INSTRUCTIONS TO FOLLOW: Copy out each line that includes the word "time".

(Stored data)

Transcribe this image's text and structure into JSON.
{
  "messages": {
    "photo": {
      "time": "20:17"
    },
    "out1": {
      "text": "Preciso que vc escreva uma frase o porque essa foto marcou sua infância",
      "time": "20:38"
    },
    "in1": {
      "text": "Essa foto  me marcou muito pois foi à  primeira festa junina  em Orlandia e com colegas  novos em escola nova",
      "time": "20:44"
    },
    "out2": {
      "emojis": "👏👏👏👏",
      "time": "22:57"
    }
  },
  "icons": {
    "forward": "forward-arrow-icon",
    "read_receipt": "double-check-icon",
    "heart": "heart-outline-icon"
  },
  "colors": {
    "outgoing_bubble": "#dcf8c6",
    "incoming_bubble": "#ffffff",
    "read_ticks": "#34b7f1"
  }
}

TASK RESPONSE:
      "time": "20:17"
      "time": "20:38"
      "time": "20:44"
      "time": "22:57"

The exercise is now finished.